%%
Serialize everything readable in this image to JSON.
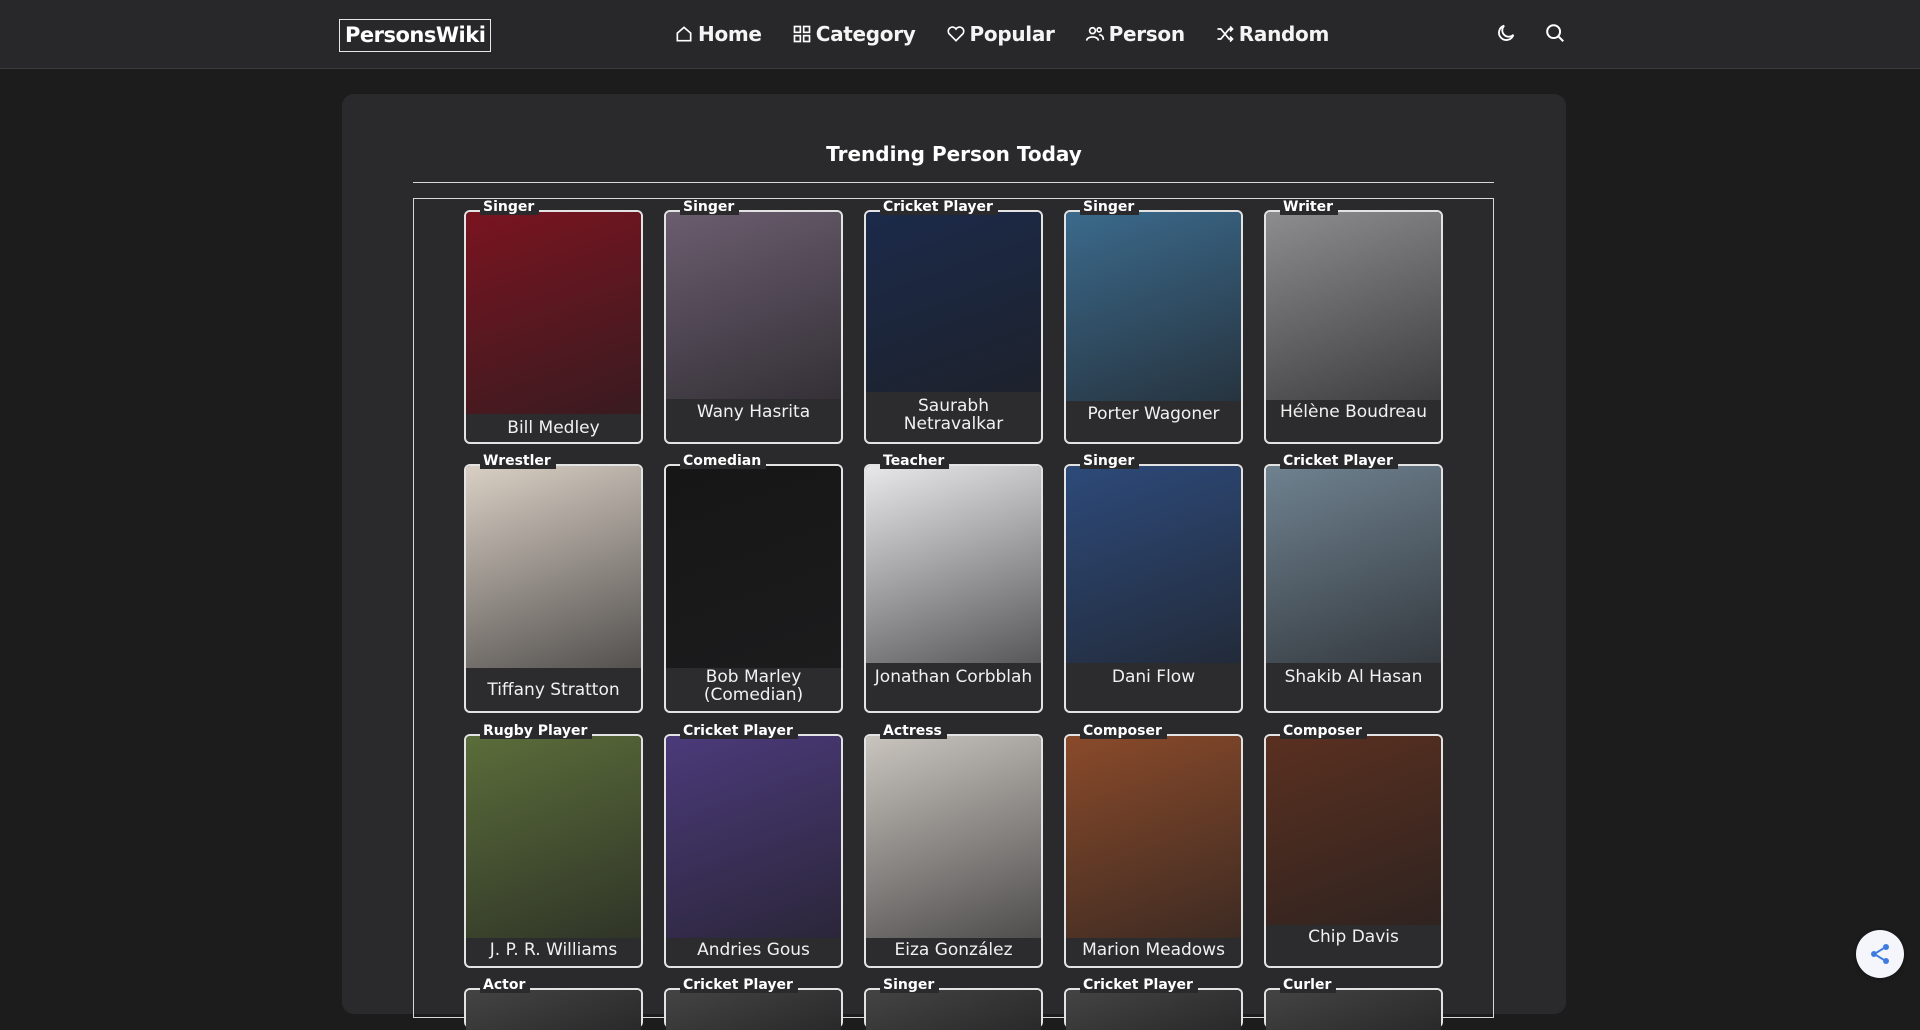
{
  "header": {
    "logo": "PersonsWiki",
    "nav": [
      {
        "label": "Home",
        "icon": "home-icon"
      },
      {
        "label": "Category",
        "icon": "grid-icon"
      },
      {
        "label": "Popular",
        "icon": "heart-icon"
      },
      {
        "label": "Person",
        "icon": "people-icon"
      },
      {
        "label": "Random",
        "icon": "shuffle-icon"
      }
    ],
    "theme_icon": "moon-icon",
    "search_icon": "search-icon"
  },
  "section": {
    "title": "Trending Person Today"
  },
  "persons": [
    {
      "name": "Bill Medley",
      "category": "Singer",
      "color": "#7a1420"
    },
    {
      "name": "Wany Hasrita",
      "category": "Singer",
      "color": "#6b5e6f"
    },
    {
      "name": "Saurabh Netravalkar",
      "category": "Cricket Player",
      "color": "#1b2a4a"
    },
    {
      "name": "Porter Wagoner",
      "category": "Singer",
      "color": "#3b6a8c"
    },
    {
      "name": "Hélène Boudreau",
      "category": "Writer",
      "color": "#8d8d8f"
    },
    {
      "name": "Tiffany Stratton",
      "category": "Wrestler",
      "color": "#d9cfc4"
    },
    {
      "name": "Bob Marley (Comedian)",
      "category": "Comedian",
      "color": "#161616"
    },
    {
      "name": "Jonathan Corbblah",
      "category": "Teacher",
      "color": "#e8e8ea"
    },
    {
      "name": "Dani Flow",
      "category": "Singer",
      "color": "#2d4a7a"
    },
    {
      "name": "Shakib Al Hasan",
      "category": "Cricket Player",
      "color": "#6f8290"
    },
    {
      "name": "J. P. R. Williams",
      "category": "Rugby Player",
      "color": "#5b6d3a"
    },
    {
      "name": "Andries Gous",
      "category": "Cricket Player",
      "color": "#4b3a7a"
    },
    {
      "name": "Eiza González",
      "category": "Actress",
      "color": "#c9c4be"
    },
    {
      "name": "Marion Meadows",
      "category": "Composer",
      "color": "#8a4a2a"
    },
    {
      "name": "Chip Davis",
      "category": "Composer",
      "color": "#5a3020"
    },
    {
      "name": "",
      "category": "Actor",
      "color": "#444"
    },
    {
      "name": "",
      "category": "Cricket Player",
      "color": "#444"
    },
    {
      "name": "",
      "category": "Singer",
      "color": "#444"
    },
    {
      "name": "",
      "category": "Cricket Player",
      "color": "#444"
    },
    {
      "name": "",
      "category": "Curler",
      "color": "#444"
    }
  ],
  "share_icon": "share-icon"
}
%%
■ Job:
Examine the entries and report how many of their lines contain the string "icon", giving no more than the number.

■ Answer to the problem:
8